* begin Provided data *

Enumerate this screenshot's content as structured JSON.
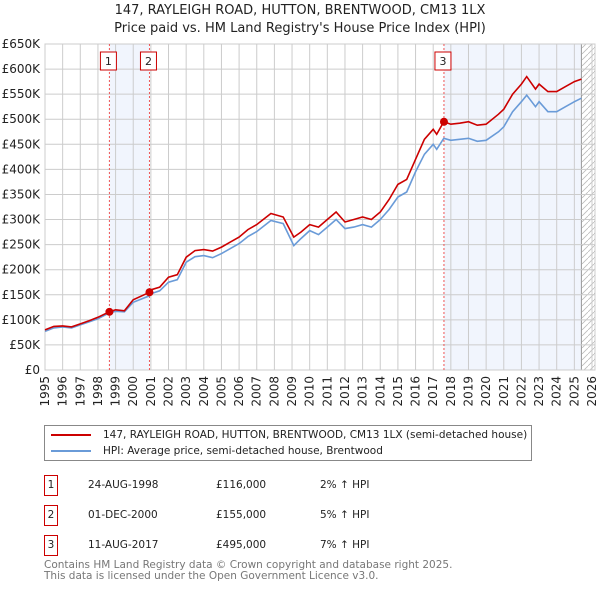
{
  "title_line1": "147, RAYLEIGH ROAD, HUTTON, BRENTWOOD, CM13 1LX",
  "title_line2": "Price paid vs. HM Land Registry's House Price Index (HPI)",
  "chart_data": {
    "type": "line",
    "ylim": [
      0,
      650000
    ],
    "xlim": [
      1995,
      2026
    ],
    "yticks": [
      0,
      50000,
      100000,
      150000,
      200000,
      250000,
      300000,
      350000,
      400000,
      450000,
      500000,
      550000,
      600000,
      650000
    ],
    "ytick_labels": [
      "£0",
      "£50K",
      "£100K",
      "£150K",
      "£200K",
      "£250K",
      "£300K",
      "£350K",
      "£400K",
      "£450K",
      "£500K",
      "£550K",
      "£600K",
      "£650K"
    ],
    "xticks": [
      1995,
      1996,
      1997,
      1998,
      1999,
      2000,
      2001,
      2002,
      2003,
      2004,
      2005,
      2006,
      2007,
      2008,
      2009,
      2010,
      2011,
      2012,
      2013,
      2014,
      2015,
      2016,
      2017,
      2018,
      2019,
      2020,
      2021,
      2022,
      2023,
      2024,
      2025,
      2026
    ],
    "grid": true,
    "series": [
      {
        "name": "147, RAYLEIGH ROAD, HUTTON, BRENTWOOD, CM13 1LX (semi-detached house)",
        "color": "#cc0000",
        "x": [
          1995,
          1995.5,
          1996,
          1996.5,
          1997,
          1997.5,
          1998,
          1998.65,
          1999,
          1999.5,
          2000,
          2000.92,
          2001,
          2001.5,
          2002,
          2002.5,
          2003,
          2003.5,
          2004,
          2004.5,
          2005,
          2005.5,
          2006,
          2006.5,
          2007,
          2007.8,
          2008.5,
          2009.1,
          2009.5,
          2010,
          2010.5,
          2011,
          2011.5,
          2012,
          2012.5,
          2013,
          2013.5,
          2014,
          2014.5,
          2015,
          2015.5,
          2016,
          2016.5,
          2017,
          2017.2,
          2017.6,
          2018,
          2018.5,
          2019,
          2019.5,
          2020,
          2020.7,
          2021,
          2021.5,
          2022,
          2022.3,
          2022.8,
          2023,
          2023.5,
          2024,
          2024.5,
          2025,
          2025.4
        ],
        "y": [
          80000,
          87000,
          88000,
          86000,
          92000,
          98000,
          105000,
          116000,
          120000,
          118000,
          140000,
          155000,
          160000,
          165000,
          185000,
          190000,
          225000,
          238000,
          240000,
          237000,
          245000,
          255000,
          265000,
          280000,
          290000,
          312000,
          305000,
          265000,
          275000,
          290000,
          285000,
          300000,
          315000,
          295000,
          300000,
          305000,
          300000,
          315000,
          340000,
          370000,
          380000,
          420000,
          460000,
          480000,
          470000,
          495000,
          490000,
          492000,
          495000,
          488000,
          490000,
          510000,
          520000,
          550000,
          570000,
          585000,
          560000,
          570000,
          555000,
          555000,
          565000,
          575000,
          580000
        ]
      },
      {
        "name": "HPI: Average price, semi-detached house, Brentwood",
        "color": "#6a9bd8",
        "x": [
          1995,
          1995.5,
          1996,
          1996.5,
          1997,
          1997.5,
          1998,
          1998.65,
          1999,
          1999.5,
          2000,
          2000.92,
          2001,
          2001.5,
          2002,
          2002.5,
          2003,
          2003.5,
          2004,
          2004.5,
          2005,
          2005.5,
          2006,
          2006.5,
          2007,
          2007.8,
          2008.5,
          2009.1,
          2009.5,
          2010,
          2010.5,
          2011,
          2011.5,
          2012,
          2012.5,
          2013,
          2013.5,
          2014,
          2014.5,
          2015,
          2015.5,
          2016,
          2016.5,
          2017,
          2017.2,
          2017.6,
          2018,
          2018.5,
          2019,
          2019.5,
          2020,
          2020.7,
          2021,
          2021.5,
          2022,
          2022.3,
          2022.8,
          2023,
          2023.5,
          2024,
          2024.5,
          2025,
          2025.4
        ],
        "y": [
          77000,
          84000,
          86000,
          84000,
          90000,
          96000,
          102000,
          114000,
          117000,
          116000,
          135000,
          148000,
          152000,
          158000,
          175000,
          180000,
          215000,
          226000,
          228000,
          224000,
          232000,
          242000,
          252000,
          266000,
          276000,
          298000,
          292000,
          248000,
          262000,
          278000,
          270000,
          285000,
          300000,
          282000,
          285000,
          290000,
          285000,
          300000,
          320000,
          345000,
          355000,
          395000,
          430000,
          450000,
          440000,
          462000,
          458000,
          460000,
          462000,
          456000,
          458000,
          475000,
          485000,
          515000,
          535000,
          548000,
          525000,
          535000,
          515000,
          515000,
          525000,
          535000,
          542000
        ]
      }
    ],
    "sales": [
      {
        "label": "1",
        "x": 1998.65,
        "y": 116000
      },
      {
        "label": "2",
        "x": 2000.92,
        "y": 155000
      },
      {
        "label": "3",
        "x": 2017.61,
        "y": 495000
      }
    ],
    "shaded_ranges": [
      [
        1998.65,
        2000.92
      ],
      [
        2017.61,
        2025.4
      ]
    ],
    "future_hatch_from": 2025.4
  },
  "legend": {
    "property": "147, RAYLEIGH ROAD, HUTTON, BRENTWOOD, CM13 1LX (semi-detached house)",
    "hpi": "HPI: Average price, semi-detached house, Brentwood"
  },
  "transactions": [
    {
      "num": "1",
      "date": "24-AUG-1998",
      "price": "£116,000",
      "hpi": "2% ↑ HPI"
    },
    {
      "num": "2",
      "date": "01-DEC-2000",
      "price": "£155,000",
      "hpi": "5% ↑ HPI"
    },
    {
      "num": "3",
      "date": "11-AUG-2017",
      "price": "£495,000",
      "hpi": "7% ↑ HPI"
    }
  ],
  "footer_line1": "Contains HM Land Registry data © Crown copyright and database right 2025.",
  "footer_line2": "This data is licensed under the Open Government Licence v3.0."
}
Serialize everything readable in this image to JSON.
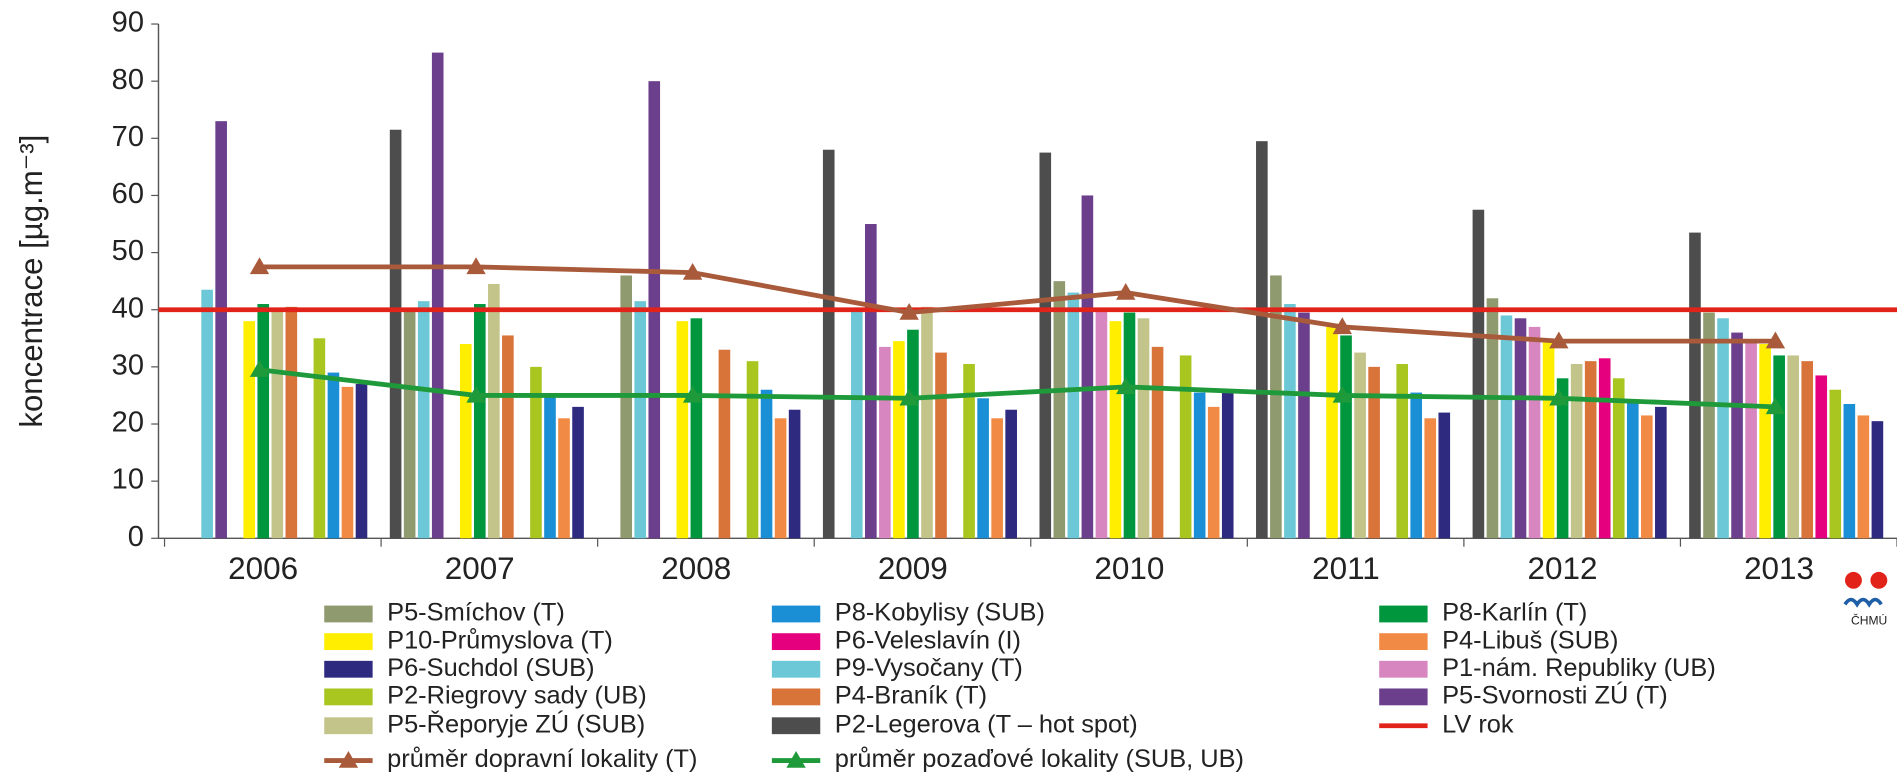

* end Provided data *

• **What is asked**: Except for the pictures, give all the material above again verbatim.

• **Response**:
Enumerate this screenshot's content as structured JSON.
{
  "title_line1": "147, RAYLEIGH ROAD, HUTTON, BRENTWOOD, CM13 1LX",
  "title_line2": "Price paid vs. HM Land Registry's House Price Index (HPI)",
  "chart_data": {
    "type": "line",
    "ylim": [
      0,
      650000
    ],
    "xlim": [
      1995,
      2026
    ],
    "yticks": [
      0,
      50000,
      100000,
      150000,
      200000,
      250000,
      300000,
      350000,
      400000,
      450000,
      500000,
      550000,
      600000,
      650000
    ],
    "ytick_labels": [
      "£0",
      "£50K",
      "£100K",
      "£150K",
      "£200K",
      "£250K",
      "£300K",
      "£350K",
      "£400K",
      "£450K",
      "£500K",
      "£550K",
      "£600K",
      "£650K"
    ],
    "xticks": [
      1995,
      1996,
      1997,
      1998,
      1999,
      2000,
      2001,
      2002,
      2003,
      2004,
      2005,
      2006,
      2007,
      2008,
      2009,
      2010,
      2011,
      2012,
      2013,
      2014,
      2015,
      2016,
      2017,
      2018,
      2019,
      2020,
      2021,
      2022,
      2023,
      2024,
      2025,
      2026
    ],
    "grid": true,
    "series": [
      {
        "name": "147, RAYLEIGH ROAD, HUTTON, BRENTWOOD, CM13 1LX (semi-detached house)",
        "color": "#cc0000",
        "x": [
          1995,
          1995.5,
          1996,
          1996.5,
          1997,
          1997.5,
          1998,
          1998.65,
          1999,
          1999.5,
          2000,
          2000.92,
          2001,
          2001.5,
          2002,
          2002.5,
          2003,
          2003.5,
          2004,
          2004.5,
          2005,
          2005.5,
          2006,
          2006.5,
          2007,
          2007.8,
          2008.5,
          2009.1,
          2009.5,
          2010,
          2010.5,
          2011,
          2011.5,
          2012,
          2012.5,
          2013,
          2013.5,
          2014,
          2014.5,
          2015,
          2015.5,
          2016,
          2016.5,
          2017,
          2017.2,
          2017.6,
          2018,
          2018.5,
          2019,
          2019.5,
          2020,
          2020.7,
          2021,
          2021.5,
          2022,
          2022.3,
          2022.8,
          2023,
          2023.5,
          2024,
          2024.5,
          2025,
          2025.4
        ],
        "y": [
          80000,
          87000,
          88000,
          86000,
          92000,
          98000,
          105000,
          116000,
          120000,
          118000,
          140000,
          155000,
          160000,
          165000,
          185000,
          190000,
          225000,
          238000,
          240000,
          237000,
          245000,
          255000,
          265000,
          280000,
          290000,
          312000,
          305000,
          265000,
          275000,
          290000,
          285000,
          300000,
          315000,
          295000,
          300000,
          305000,
          300000,
          315000,
          340000,
          370000,
          380000,
          420000,
          460000,
          480000,
          470000,
          495000,
          490000,
          492000,
          495000,
          488000,
          490000,
          510000,
          520000,
          550000,
          570000,
          585000,
          560000,
          570000,
          555000,
          555000,
          565000,
          575000,
          580000
        ]
      },
      {
        "name": "HPI: Average price, semi-detached house, Brentwood",
        "color": "#6a9bd8",
        "x": [
          1995,
          1995.5,
          1996,
          1996.5,
          1997,
          1997.5,
          1998,
          1998.65,
          1999,
          1999.5,
          2000,
          2000.92,
          2001,
          2001.5,
          2002,
          2002.5,
          2003,
          2003.5,
          2004,
          2004.5,
          2005,
          2005.5,
          2006,
          2006.5,
          2007,
          2007.8,
          2008.5,
          2009.1,
          2009.5,
          2010,
          2010.5,
          2011,
          2011.5,
          2012,
          2012.5,
          2013,
          2013.5,
          2014,
          2014.5,
          2015,
          2015.5,
          2016,
          2016.5,
          2017,
          2017.2,
          2017.6,
          2018,
          2018.5,
          2019,
          2019.5,
          2020,
          2020.7,
          2021,
          2021.5,
          2022,
          2022.3,
          2022.8,
          2023,
          2023.5,
          2024,
          2024.5,
          2025,
          2025.4
        ],
        "y": [
          77000,
          84000,
          86000,
          84000,
          90000,
          96000,
          102000,
          114000,
          117000,
          116000,
          135000,
          148000,
          152000,
          158000,
          175000,
          180000,
          215000,
          226000,
          228000,
          224000,
          232000,
          242000,
          252000,
          266000,
          276000,
          298000,
          292000,
          248000,
          262000,
          278000,
          270000,
          285000,
          300000,
          282000,
          285000,
          290000,
          285000,
          300000,
          320000,
          345000,
          355000,
          395000,
          430000,
          450000,
          440000,
          462000,
          458000,
          460000,
          462000,
          456000,
          458000,
          475000,
          485000,
          515000,
          535000,
          548000,
          525000,
          535000,
          515000,
          515000,
          525000,
          535000,
          542000
        ]
      }
    ],
    "sales": [
      {
        "label": "1",
        "x": 1998.65,
        "y": 116000
      },
      {
        "label": "2",
        "x": 2000.92,
        "y": 155000
      },
      {
        "label": "3",
        "x": 2017.61,
        "y": 495000
      }
    ],
    "shaded_ranges": [
      [
        1998.65,
        2000.92
      ],
      [
        2017.61,
        2025.4
      ]
    ],
    "future_hatch_from": 2025.4
  },
  "legend": {
    "property": "147, RAYLEIGH ROAD, HUTTON, BRENTWOOD, CM13 1LX (semi-detached house)",
    "hpi": "HPI: Average price, semi-detached house, Brentwood"
  },
  "transactions": [
    {
      "num": "1",
      "date": "24-AUG-1998",
      "price": "£116,000",
      "hpi": "2% ↑ HPI"
    },
    {
      "num": "2",
      "date": "01-DEC-2000",
      "price": "£155,000",
      "hpi": "5% ↑ HPI"
    },
    {
      "num": "3",
      "date": "11-AUG-2017",
      "price": "£495,000",
      "hpi": "7% ↑ HPI"
    }
  ],
  "footer_line1": "Contains HM Land Registry data © Crown copyright and database right 2025.",
  "footer_line2": "This data is licensed under the Open Government Licence v3.0."
}
Serialize everything readable in this image to JSON.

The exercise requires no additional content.